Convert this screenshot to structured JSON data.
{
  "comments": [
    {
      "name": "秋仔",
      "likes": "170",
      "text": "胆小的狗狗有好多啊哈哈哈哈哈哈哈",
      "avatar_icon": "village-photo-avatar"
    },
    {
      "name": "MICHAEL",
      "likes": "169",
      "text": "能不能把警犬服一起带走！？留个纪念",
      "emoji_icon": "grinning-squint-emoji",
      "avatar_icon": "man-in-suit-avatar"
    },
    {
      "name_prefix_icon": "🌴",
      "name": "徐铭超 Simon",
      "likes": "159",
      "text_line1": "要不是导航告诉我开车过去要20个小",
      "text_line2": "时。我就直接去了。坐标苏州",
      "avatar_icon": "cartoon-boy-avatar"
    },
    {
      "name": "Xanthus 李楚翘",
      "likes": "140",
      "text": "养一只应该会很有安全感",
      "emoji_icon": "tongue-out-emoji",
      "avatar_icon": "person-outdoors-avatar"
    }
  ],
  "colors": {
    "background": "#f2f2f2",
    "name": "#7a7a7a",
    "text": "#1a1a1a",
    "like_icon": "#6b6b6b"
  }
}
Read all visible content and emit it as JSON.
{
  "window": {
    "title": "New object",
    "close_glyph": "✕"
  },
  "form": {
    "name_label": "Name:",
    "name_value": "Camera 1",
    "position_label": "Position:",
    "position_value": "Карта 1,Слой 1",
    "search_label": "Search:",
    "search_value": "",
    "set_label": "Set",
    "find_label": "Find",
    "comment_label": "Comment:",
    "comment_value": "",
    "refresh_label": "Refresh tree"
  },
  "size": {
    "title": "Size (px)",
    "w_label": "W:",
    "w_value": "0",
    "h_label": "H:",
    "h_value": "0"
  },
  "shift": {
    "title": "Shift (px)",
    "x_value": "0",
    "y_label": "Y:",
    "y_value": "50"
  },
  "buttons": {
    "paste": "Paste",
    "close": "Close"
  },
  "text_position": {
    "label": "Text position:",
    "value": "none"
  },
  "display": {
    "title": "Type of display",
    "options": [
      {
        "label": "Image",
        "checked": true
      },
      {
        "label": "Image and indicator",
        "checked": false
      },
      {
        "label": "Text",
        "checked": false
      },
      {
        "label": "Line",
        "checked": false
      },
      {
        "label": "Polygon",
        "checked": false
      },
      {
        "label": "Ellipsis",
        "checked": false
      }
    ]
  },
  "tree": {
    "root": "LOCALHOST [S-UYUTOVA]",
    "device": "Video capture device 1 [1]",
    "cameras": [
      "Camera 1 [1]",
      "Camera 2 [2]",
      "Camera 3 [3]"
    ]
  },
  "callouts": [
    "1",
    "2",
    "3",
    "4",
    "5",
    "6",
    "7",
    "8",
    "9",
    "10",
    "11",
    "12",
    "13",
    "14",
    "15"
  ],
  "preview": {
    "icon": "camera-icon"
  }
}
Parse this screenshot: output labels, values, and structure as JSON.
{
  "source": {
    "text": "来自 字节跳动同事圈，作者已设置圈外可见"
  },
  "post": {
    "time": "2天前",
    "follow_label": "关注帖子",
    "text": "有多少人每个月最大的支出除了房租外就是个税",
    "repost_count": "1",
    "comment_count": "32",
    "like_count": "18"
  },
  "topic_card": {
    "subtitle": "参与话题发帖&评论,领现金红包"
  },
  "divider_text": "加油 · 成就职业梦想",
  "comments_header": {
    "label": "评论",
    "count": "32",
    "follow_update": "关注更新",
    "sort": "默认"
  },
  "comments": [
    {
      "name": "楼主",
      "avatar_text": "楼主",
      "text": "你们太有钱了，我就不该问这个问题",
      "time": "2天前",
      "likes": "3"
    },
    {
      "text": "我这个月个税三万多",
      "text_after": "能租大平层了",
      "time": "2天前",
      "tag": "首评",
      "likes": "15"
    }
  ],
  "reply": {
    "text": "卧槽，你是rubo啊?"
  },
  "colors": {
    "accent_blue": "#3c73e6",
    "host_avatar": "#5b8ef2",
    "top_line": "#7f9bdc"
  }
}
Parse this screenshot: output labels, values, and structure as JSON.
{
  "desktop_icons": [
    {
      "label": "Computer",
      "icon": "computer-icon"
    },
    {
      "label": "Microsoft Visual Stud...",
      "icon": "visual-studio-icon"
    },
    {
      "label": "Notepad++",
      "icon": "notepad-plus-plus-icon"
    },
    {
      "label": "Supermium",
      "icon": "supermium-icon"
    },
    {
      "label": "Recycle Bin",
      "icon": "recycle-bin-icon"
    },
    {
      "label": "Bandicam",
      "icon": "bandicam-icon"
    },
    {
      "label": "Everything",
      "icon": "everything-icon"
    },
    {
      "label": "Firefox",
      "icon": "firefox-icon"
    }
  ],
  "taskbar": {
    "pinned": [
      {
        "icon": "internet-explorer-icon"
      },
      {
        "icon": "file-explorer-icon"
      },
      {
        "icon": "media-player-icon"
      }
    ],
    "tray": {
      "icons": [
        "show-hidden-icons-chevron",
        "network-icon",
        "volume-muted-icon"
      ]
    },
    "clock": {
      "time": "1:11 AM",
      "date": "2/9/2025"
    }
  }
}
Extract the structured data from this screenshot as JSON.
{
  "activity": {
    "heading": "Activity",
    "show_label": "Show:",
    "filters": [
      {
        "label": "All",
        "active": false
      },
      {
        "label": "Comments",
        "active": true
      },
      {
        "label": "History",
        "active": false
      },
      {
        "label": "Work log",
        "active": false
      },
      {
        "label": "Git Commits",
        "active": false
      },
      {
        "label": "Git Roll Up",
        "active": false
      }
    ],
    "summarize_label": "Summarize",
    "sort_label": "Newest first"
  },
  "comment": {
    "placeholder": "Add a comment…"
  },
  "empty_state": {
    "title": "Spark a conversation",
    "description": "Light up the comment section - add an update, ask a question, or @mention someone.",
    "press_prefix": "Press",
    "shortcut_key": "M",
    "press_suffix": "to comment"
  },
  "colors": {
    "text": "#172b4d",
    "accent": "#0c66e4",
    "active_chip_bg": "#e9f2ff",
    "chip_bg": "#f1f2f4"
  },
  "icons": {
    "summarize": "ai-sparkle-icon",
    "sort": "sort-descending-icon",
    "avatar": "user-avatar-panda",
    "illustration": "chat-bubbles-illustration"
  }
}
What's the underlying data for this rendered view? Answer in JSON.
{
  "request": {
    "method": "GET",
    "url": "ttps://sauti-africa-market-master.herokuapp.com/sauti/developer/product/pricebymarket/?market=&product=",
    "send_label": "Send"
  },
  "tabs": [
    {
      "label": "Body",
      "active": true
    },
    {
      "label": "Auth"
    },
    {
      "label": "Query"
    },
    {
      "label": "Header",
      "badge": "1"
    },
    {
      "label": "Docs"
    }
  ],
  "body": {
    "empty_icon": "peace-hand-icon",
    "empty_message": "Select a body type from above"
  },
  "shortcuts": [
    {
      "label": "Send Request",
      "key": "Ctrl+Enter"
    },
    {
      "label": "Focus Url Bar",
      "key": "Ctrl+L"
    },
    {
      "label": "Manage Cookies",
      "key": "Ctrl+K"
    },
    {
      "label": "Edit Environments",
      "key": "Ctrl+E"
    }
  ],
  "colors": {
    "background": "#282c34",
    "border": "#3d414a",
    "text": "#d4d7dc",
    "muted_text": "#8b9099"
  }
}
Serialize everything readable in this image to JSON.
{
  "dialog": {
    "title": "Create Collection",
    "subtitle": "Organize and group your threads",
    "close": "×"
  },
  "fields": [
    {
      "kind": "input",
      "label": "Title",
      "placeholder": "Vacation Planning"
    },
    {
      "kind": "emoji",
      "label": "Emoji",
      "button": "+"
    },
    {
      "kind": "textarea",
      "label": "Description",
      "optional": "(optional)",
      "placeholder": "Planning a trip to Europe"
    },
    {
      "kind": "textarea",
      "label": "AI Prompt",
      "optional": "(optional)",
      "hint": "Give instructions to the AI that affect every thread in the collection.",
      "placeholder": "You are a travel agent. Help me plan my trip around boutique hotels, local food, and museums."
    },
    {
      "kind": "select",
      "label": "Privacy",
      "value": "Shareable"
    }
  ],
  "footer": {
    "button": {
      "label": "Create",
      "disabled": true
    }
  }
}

■ ■ ■

### What is required
Copy each line of the entries that includes the word "this".

### Output
Convert this screenshot to structured JSON data.
Parse this screenshot: output labels, values, and structure as JSON.
Parse this screenshot: output labels, values, and structure as JSON.
Extract the structured data from this screenshot as JSON.
What's the underlying data for this rendered view? Answer in JSON.
Serialize everything readable in this image to JSON.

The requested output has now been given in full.